§ Exercise: Select from the data all lines with the word "hint".

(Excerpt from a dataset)
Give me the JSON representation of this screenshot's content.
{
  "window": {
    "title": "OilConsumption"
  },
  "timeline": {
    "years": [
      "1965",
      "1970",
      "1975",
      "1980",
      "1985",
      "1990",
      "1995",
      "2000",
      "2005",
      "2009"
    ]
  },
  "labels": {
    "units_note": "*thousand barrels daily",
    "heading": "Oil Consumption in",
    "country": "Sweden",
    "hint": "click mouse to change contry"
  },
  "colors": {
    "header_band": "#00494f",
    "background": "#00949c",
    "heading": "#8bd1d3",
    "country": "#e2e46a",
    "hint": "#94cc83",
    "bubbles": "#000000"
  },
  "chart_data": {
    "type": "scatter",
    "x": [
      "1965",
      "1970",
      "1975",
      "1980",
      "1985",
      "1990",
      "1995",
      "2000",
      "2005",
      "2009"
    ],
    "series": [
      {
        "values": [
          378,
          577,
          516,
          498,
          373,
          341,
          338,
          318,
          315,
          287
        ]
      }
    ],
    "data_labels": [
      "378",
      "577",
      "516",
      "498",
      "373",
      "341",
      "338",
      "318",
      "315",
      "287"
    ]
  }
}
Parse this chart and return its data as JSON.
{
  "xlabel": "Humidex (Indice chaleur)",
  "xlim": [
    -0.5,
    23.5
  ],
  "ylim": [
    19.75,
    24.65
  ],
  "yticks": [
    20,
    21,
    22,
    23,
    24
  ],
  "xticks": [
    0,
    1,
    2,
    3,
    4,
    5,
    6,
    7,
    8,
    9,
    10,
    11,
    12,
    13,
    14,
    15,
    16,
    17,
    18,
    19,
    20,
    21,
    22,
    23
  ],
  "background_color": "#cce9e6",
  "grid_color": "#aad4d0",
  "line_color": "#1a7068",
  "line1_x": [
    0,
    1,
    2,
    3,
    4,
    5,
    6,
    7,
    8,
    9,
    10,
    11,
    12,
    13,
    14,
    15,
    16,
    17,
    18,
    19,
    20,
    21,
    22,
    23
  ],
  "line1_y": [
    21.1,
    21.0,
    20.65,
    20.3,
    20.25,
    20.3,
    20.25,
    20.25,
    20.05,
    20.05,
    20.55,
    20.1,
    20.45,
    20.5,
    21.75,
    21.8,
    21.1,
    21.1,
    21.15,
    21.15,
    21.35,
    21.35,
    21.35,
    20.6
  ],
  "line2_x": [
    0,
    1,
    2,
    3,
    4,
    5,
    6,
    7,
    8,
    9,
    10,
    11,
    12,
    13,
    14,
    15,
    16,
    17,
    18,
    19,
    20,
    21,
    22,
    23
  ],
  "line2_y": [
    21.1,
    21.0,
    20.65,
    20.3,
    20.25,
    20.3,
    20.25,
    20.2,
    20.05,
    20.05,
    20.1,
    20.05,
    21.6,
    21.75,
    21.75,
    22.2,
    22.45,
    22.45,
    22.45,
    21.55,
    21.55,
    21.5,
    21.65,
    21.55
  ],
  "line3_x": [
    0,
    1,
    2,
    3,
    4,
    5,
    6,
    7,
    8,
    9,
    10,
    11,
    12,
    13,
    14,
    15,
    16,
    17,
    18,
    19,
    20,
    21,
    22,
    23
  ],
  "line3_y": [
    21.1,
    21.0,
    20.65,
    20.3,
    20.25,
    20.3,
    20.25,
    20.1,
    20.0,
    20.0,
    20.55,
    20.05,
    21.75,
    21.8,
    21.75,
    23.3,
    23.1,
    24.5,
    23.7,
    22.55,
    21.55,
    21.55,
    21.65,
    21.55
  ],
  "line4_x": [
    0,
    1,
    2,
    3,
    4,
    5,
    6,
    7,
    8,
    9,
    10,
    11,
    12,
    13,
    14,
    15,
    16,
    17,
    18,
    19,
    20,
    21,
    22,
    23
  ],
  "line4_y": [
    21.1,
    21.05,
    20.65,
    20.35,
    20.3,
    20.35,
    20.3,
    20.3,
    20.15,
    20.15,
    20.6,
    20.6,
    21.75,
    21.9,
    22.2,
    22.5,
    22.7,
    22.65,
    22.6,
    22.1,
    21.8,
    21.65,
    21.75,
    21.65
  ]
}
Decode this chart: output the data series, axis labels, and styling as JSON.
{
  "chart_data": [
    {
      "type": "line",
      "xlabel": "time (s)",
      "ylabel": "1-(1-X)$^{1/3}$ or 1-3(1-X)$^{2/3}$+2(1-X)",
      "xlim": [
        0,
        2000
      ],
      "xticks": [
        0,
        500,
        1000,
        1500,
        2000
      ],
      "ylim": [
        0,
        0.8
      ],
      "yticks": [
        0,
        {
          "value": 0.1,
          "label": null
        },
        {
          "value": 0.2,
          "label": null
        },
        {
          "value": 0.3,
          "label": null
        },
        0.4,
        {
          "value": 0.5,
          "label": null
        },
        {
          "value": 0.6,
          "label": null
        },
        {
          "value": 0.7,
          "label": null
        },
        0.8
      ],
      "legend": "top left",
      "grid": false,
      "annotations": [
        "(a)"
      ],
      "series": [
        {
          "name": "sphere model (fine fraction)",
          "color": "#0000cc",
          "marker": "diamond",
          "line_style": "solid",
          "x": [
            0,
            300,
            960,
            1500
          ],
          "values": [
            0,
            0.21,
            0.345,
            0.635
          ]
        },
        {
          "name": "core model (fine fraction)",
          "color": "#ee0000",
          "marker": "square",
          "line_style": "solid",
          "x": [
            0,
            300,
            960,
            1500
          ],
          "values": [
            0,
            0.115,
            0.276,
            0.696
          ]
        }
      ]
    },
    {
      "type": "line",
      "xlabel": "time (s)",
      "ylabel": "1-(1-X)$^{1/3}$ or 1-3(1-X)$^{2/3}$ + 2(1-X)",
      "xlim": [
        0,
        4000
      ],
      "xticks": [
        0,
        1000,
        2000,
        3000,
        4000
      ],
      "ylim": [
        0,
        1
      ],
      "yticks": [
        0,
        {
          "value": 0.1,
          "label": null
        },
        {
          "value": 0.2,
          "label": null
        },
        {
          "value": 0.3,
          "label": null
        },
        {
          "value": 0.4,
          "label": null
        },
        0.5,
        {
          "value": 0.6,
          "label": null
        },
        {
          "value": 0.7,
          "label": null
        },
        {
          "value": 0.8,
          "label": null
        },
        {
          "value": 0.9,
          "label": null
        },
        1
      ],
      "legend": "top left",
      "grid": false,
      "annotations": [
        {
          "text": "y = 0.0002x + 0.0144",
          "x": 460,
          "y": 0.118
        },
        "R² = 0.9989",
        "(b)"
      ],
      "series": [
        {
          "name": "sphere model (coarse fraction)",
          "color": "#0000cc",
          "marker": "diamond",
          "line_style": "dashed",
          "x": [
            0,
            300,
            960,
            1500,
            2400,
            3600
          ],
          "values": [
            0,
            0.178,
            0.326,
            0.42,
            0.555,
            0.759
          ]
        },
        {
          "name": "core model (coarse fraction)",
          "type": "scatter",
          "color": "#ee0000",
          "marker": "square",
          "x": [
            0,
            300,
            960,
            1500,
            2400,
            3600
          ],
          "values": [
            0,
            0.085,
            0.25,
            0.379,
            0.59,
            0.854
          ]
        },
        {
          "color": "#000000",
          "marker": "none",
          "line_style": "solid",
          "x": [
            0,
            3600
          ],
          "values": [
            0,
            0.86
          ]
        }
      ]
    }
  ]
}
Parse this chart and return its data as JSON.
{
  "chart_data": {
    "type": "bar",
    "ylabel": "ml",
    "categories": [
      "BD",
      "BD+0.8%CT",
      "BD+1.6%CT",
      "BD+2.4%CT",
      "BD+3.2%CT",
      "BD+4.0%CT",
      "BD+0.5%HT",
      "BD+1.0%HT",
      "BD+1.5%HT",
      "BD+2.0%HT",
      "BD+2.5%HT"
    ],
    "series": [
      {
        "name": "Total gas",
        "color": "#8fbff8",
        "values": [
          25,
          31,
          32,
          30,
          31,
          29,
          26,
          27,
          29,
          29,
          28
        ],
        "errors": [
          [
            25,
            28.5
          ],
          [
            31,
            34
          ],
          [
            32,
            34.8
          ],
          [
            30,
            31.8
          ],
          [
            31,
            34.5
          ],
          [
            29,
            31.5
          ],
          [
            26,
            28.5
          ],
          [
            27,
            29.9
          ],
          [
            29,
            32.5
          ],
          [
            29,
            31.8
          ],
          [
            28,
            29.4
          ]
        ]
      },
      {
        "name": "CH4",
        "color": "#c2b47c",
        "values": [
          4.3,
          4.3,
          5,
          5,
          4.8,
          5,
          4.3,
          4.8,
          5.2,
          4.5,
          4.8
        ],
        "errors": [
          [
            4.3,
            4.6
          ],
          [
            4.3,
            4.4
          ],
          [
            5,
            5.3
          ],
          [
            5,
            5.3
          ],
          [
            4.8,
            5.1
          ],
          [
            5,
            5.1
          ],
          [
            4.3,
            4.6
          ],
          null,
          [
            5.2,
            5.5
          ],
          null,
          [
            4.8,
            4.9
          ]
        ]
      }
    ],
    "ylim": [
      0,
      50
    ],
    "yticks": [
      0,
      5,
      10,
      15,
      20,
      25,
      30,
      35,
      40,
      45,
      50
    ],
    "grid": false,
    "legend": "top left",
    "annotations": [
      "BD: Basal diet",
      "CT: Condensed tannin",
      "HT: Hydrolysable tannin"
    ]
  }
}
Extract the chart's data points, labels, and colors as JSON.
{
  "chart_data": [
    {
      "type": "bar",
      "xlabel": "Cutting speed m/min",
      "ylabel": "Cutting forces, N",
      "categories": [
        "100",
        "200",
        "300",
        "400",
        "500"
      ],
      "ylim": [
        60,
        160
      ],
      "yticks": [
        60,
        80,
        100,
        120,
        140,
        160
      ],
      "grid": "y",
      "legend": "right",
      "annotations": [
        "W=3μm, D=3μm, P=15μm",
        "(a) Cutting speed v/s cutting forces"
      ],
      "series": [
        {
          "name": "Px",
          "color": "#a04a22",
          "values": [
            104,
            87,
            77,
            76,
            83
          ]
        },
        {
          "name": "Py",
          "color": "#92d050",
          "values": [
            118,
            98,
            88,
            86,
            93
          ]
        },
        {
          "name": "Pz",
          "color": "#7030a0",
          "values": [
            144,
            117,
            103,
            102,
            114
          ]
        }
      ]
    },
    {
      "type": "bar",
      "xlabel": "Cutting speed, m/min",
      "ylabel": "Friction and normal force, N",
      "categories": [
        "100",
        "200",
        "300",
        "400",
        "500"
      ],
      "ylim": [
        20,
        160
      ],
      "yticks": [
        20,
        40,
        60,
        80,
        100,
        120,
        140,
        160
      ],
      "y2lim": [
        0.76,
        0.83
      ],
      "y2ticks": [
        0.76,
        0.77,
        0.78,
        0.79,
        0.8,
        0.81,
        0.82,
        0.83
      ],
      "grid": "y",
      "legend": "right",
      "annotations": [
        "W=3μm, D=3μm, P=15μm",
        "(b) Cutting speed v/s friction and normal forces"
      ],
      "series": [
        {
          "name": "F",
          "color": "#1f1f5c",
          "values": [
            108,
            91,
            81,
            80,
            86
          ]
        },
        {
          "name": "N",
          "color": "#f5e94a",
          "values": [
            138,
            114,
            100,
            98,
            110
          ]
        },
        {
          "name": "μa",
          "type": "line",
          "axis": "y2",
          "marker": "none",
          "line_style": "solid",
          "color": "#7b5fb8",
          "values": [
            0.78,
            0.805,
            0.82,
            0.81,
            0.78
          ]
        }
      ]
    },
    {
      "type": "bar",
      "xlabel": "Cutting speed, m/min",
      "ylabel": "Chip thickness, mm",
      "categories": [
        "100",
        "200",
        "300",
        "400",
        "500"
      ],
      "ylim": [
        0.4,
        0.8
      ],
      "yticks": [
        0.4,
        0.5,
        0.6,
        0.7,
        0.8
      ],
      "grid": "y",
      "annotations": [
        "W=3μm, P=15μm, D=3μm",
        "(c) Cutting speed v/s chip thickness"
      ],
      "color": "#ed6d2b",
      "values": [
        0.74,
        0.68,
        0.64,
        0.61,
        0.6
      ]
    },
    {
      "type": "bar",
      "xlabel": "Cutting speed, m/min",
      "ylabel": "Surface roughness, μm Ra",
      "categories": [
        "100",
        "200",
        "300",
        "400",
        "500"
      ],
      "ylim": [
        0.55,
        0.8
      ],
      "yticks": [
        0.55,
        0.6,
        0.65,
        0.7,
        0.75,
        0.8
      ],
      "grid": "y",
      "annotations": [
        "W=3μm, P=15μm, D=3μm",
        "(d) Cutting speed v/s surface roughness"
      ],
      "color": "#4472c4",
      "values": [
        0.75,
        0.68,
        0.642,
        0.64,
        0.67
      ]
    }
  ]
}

§ Result:
    "hint": "click mouse to change contry"
    "hint": "#94cc83",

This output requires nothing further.